### Written task
Return each line of the data below exactly, omitting any pictures.

— BEGIN —

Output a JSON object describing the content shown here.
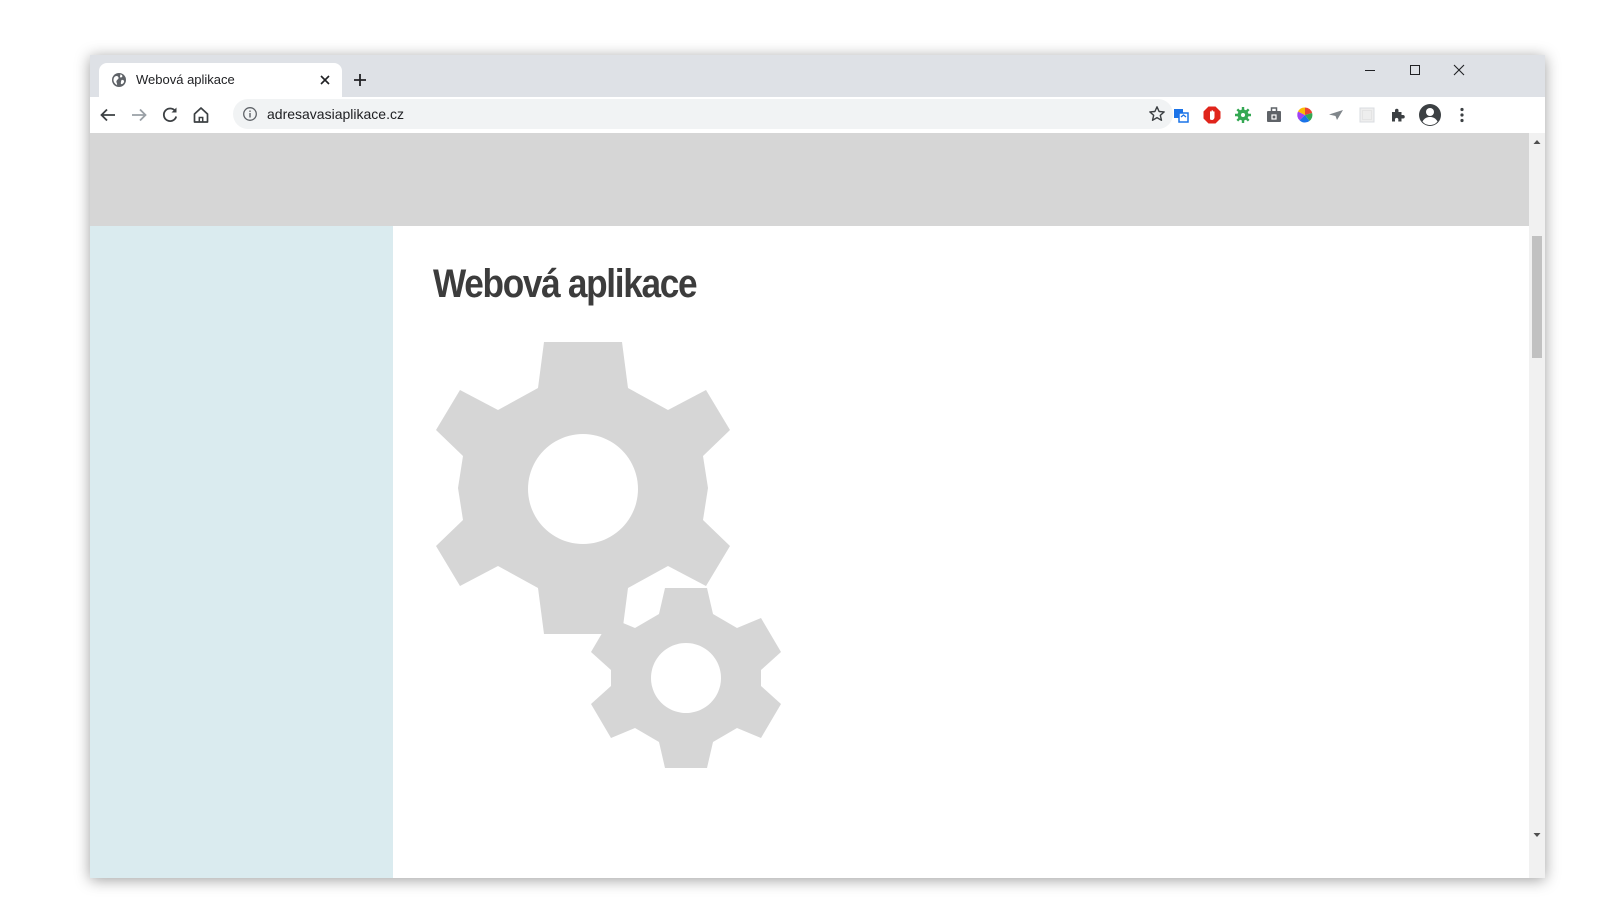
{
  "browser": {
    "tab": {
      "title": "Webová aplikace",
      "favicon": "globe-icon",
      "close_icon": "close-icon"
    },
    "new_tab_icon": "plus-icon",
    "window_controls": [
      "minimize-icon",
      "maximize-icon",
      "close-icon"
    ],
    "nav_icons": [
      "back-arrow-icon",
      "forward-arrow-icon",
      "reload-icon",
      "home-icon"
    ],
    "omnibox": {
      "url": "adresavasiaplikace.cz",
      "info_icon": "info-icon",
      "bookmark_icon": "star-icon"
    },
    "extensions": [
      "translate-extension-icon",
      "adblock-extension-icon",
      "green-gear-extension-icon",
      "briefcase-extension-icon",
      "color-wheel-extension-icon",
      "send-extension-icon",
      "blank-extension-icon",
      "puzzle-icon",
      "profile-avatar-icon",
      "kebab-menu-icon"
    ]
  },
  "page": {
    "title": "Webová aplikace",
    "illustration": "gears-icon"
  },
  "colors": {
    "header_bg": "#d6d6d6",
    "sidebar_bg": "#daebef",
    "gear": "#d6d6d6",
    "title_text": "#3c3c3c",
    "tabstrip_bg": "#dee1e6",
    "omnibox_bg": "#f1f3f4"
  }
}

— END —

### Task result
Output a JSON object describing the content shown here.
{
  "browser": {
    "tab": {
      "title": "Webová aplikace",
      "favicon": "globe-icon",
      "close_icon": "close-icon"
    },
    "new_tab_icon": "plus-icon",
    "window_controls": [
      "minimize-icon",
      "maximize-icon",
      "close-icon"
    ],
    "nav_icons": [
      "back-arrow-icon",
      "forward-arrow-icon",
      "reload-icon",
      "home-icon"
    ],
    "omnibox": {
      "url": "adresavasiaplikace.cz",
      "info_icon": "info-icon",
      "bookmark_icon": "star-icon"
    },
    "extensions": [
      "translate-extension-icon",
      "adblock-extension-icon",
      "green-gear-extension-icon",
      "briefcase-extension-icon",
      "color-wheel-extension-icon",
      "send-extension-icon",
      "blank-extension-icon",
      "puzzle-icon",
      "profile-avatar-icon",
      "kebab-menu-icon"
    ]
  },
  "page": {
    "title": "Webová aplikace",
    "illustration": "gears-icon"
  },
  "colors": {
    "header_bg": "#d6d6d6",
    "sidebar_bg": "#daebef",
    "gear": "#d6d6d6",
    "title_text": "#3c3c3c",
    "tabstrip_bg": "#dee1e6",
    "omnibox_bg": "#f1f3f4"
  }
}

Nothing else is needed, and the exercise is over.